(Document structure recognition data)
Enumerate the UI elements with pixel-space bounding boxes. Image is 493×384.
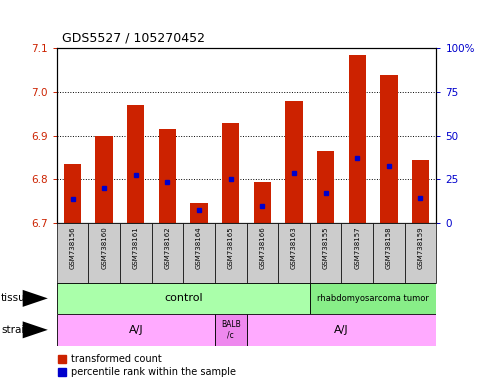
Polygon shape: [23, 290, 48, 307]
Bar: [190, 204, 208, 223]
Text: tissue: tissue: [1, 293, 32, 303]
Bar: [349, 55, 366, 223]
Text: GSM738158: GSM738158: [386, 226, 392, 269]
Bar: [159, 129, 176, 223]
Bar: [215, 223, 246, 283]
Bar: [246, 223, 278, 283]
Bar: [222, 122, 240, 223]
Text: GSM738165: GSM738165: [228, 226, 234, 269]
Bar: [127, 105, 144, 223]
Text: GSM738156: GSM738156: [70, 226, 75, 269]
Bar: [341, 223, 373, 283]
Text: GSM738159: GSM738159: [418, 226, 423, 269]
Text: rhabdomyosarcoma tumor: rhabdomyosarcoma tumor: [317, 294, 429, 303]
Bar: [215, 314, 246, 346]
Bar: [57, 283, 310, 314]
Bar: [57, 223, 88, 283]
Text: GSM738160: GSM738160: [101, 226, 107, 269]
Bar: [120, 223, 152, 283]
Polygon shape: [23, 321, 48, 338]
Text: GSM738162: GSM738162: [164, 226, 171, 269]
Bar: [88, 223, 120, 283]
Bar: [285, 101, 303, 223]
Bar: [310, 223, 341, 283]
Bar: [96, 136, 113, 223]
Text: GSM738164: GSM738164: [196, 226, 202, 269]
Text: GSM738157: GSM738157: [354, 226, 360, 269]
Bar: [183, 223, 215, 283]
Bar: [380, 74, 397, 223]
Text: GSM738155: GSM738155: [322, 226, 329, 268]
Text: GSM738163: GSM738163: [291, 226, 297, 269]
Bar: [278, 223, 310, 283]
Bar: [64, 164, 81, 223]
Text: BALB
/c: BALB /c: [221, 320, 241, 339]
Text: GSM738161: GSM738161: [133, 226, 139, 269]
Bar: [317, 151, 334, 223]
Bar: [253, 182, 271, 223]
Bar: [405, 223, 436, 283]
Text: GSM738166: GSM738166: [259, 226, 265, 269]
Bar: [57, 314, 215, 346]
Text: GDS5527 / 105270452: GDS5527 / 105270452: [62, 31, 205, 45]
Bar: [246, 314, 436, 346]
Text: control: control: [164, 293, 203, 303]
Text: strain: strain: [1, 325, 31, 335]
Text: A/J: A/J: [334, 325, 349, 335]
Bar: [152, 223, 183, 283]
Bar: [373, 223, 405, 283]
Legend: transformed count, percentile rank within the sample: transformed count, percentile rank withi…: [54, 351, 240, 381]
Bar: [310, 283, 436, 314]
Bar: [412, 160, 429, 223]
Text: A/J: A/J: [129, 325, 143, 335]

» **WORK INSTRUCTION**
The entries above are to be copied exactly, with every picture left out.

» **COMPLETED TASK**
Enumerate the UI elements with pixel-space bounding boxes. Image is 493×384.
Polygon shape: [23, 290, 48, 307]
Bar: [190, 204, 208, 223]
Text: tissue: tissue: [1, 293, 32, 303]
Bar: [349, 55, 366, 223]
Text: GSM738158: GSM738158: [386, 226, 392, 269]
Bar: [159, 129, 176, 223]
Bar: [215, 223, 246, 283]
Bar: [246, 223, 278, 283]
Bar: [222, 122, 240, 223]
Text: GSM738165: GSM738165: [228, 226, 234, 269]
Bar: [127, 105, 144, 223]
Text: GSM738156: GSM738156: [70, 226, 75, 269]
Bar: [341, 223, 373, 283]
Text: GSM738159: GSM738159: [418, 226, 423, 269]
Text: rhabdomyosarcoma tumor: rhabdomyosarcoma tumor: [317, 294, 429, 303]
Bar: [215, 314, 246, 346]
Bar: [57, 283, 310, 314]
Bar: [57, 223, 88, 283]
Text: GSM738160: GSM738160: [101, 226, 107, 269]
Bar: [120, 223, 152, 283]
Polygon shape: [23, 321, 48, 338]
Text: GSM738162: GSM738162: [164, 226, 171, 269]
Bar: [88, 223, 120, 283]
Bar: [285, 101, 303, 223]
Bar: [310, 223, 341, 283]
Bar: [96, 136, 113, 223]
Text: GSM738164: GSM738164: [196, 226, 202, 269]
Text: GSM738157: GSM738157: [354, 226, 360, 269]
Bar: [183, 223, 215, 283]
Bar: [380, 74, 397, 223]
Text: GSM738155: GSM738155: [322, 226, 329, 268]
Text: GSM738163: GSM738163: [291, 226, 297, 269]
Bar: [278, 223, 310, 283]
Bar: [64, 164, 81, 223]
Text: BALB
/c: BALB /c: [221, 320, 241, 339]
Text: GSM738161: GSM738161: [133, 226, 139, 269]
Bar: [317, 151, 334, 223]
Bar: [253, 182, 271, 223]
Bar: [405, 223, 436, 283]
Text: GSM738166: GSM738166: [259, 226, 265, 269]
Bar: [57, 314, 215, 346]
Text: GDS5527 / 105270452: GDS5527 / 105270452: [62, 31, 205, 45]
Bar: [246, 314, 436, 346]
Text: control: control: [164, 293, 203, 303]
Text: strain: strain: [1, 325, 31, 335]
Text: A/J: A/J: [334, 325, 349, 335]
Bar: [152, 223, 183, 283]
Bar: [373, 223, 405, 283]
Legend: transformed count, percentile rank within the sample: transformed count, percentile rank withi…: [54, 351, 240, 381]
Bar: [310, 283, 436, 314]
Bar: [412, 160, 429, 223]
Text: A/J: A/J: [129, 325, 143, 335]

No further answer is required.